Description of the task — Extract all lines containing "reality".

================================

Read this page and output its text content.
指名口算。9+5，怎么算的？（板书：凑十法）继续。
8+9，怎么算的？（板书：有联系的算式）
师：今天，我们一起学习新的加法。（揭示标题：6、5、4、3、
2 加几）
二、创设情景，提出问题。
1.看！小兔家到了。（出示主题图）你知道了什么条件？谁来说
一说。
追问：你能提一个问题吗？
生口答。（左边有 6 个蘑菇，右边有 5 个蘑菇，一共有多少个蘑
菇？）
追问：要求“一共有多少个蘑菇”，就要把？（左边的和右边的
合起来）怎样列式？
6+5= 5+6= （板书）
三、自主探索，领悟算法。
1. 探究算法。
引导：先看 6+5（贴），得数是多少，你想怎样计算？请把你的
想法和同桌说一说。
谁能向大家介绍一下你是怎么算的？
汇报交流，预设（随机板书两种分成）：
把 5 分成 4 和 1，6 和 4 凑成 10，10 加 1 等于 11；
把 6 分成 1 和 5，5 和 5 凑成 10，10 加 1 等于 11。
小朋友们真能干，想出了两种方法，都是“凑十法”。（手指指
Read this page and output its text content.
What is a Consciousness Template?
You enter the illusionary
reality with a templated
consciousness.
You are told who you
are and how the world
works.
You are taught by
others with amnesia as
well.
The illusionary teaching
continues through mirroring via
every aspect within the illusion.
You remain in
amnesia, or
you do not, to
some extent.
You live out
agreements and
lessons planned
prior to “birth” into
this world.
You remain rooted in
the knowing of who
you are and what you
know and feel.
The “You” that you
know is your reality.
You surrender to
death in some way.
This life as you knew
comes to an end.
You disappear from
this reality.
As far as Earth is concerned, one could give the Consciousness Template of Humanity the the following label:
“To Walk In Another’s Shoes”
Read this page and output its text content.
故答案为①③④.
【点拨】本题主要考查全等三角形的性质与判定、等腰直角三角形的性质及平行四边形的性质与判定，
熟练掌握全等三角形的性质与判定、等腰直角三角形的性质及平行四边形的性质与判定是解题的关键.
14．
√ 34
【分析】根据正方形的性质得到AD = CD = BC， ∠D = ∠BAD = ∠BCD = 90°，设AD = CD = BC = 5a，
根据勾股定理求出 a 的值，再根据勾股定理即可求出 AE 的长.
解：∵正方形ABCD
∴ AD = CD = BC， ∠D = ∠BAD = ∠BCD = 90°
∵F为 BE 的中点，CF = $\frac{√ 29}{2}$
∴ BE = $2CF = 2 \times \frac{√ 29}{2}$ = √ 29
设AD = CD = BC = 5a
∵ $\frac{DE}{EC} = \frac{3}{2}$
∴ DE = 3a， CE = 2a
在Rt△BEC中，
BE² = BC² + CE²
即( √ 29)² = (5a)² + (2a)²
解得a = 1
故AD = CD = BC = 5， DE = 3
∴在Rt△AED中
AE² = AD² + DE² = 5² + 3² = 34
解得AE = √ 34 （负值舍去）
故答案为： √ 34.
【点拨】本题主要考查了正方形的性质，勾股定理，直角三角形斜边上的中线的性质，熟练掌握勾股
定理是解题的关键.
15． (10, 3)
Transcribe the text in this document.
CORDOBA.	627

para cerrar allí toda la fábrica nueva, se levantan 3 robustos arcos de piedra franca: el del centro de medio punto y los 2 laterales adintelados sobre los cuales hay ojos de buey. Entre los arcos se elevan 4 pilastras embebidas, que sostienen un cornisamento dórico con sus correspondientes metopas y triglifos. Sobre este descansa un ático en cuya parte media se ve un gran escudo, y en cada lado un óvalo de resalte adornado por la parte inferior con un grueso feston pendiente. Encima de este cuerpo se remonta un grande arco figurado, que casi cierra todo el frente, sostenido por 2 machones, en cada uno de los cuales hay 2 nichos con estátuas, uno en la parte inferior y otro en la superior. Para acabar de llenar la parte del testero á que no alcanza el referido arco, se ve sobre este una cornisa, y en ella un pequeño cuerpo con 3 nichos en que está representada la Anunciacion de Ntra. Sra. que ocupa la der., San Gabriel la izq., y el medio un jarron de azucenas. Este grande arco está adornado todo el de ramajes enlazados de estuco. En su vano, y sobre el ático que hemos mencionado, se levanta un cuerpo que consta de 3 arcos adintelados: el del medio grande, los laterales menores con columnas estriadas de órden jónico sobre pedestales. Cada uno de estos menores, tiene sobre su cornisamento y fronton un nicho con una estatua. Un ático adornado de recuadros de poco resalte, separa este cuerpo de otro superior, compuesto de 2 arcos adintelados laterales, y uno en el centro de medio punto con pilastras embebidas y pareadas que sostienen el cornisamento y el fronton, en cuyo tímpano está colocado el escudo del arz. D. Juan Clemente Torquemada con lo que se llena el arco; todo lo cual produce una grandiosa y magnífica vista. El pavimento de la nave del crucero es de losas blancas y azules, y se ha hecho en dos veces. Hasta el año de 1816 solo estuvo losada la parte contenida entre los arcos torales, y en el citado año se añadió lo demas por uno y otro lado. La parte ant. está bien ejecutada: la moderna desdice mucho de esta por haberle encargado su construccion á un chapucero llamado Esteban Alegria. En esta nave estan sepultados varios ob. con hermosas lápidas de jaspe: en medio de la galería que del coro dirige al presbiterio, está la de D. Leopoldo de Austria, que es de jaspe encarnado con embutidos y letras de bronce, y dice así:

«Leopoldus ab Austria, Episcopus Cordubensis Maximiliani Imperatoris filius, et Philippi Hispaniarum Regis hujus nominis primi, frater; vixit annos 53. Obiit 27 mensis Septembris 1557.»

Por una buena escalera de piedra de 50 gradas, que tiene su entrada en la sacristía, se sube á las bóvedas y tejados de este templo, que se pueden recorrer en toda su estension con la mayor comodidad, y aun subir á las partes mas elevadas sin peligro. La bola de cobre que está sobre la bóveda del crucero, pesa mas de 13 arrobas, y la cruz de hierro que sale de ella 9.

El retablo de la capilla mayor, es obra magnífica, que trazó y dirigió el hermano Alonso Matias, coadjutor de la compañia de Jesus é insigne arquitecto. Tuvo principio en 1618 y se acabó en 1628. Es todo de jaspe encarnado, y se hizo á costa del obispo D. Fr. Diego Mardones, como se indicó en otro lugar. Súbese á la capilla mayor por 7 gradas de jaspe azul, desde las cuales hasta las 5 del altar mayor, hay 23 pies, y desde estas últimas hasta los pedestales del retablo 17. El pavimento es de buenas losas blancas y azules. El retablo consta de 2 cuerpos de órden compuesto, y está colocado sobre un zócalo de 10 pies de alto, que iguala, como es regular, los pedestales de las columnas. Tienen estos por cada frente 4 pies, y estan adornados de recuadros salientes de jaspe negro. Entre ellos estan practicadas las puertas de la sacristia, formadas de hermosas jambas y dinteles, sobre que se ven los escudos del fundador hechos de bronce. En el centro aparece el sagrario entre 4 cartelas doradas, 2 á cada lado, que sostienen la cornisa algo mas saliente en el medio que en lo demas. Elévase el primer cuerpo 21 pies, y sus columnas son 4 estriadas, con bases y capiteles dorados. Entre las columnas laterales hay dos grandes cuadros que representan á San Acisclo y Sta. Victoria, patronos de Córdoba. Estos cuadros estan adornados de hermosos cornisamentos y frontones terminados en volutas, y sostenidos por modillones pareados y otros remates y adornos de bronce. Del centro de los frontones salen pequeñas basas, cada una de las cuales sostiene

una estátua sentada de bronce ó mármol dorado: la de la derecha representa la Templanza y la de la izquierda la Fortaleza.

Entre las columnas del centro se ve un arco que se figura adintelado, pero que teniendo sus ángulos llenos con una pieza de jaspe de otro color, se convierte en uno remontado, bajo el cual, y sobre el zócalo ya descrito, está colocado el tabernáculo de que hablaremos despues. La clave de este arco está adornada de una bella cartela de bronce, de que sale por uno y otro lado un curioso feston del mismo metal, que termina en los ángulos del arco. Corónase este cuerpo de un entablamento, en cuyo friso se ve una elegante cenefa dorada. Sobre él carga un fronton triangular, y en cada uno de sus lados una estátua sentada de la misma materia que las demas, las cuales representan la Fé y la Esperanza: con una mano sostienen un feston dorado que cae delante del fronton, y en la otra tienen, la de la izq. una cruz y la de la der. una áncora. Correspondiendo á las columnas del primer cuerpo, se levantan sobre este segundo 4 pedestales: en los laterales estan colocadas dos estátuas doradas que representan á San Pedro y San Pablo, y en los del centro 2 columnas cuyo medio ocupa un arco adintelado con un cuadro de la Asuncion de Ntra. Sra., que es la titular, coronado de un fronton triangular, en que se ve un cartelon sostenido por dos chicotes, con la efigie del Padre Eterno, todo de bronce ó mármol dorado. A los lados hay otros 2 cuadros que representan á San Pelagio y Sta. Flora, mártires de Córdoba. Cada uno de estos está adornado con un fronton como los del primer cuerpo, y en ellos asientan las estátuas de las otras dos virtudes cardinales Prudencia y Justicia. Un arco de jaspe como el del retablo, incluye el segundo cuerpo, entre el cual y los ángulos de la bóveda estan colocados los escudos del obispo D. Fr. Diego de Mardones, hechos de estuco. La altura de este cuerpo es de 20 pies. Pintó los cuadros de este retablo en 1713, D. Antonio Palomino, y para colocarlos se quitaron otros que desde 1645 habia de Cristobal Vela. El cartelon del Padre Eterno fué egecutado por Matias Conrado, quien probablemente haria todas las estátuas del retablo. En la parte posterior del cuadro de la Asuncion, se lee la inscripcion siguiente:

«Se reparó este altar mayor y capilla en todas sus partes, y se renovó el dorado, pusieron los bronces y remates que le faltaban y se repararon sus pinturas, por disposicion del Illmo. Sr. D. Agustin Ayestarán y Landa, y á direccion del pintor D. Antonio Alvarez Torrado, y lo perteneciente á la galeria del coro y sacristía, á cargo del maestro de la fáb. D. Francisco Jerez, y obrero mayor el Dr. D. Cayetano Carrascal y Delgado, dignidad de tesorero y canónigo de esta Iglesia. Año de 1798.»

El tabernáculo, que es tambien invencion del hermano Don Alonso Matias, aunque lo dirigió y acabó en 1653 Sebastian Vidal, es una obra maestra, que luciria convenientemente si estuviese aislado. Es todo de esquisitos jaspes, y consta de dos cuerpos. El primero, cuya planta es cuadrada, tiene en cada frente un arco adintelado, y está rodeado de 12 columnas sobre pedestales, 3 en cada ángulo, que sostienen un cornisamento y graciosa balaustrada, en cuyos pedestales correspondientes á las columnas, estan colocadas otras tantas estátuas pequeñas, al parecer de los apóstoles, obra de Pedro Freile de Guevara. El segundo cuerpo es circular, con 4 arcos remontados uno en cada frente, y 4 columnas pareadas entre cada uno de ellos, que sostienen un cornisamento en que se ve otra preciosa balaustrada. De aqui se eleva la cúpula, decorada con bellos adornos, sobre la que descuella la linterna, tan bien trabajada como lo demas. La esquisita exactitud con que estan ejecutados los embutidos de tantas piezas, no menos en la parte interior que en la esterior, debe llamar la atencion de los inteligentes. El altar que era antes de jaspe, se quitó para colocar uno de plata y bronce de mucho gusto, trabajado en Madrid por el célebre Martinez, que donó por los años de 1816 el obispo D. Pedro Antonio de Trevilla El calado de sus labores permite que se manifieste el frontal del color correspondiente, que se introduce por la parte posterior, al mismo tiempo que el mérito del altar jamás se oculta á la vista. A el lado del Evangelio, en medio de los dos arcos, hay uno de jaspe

================================

Correct answer —
reality with a templated
know is your reality.
this reality.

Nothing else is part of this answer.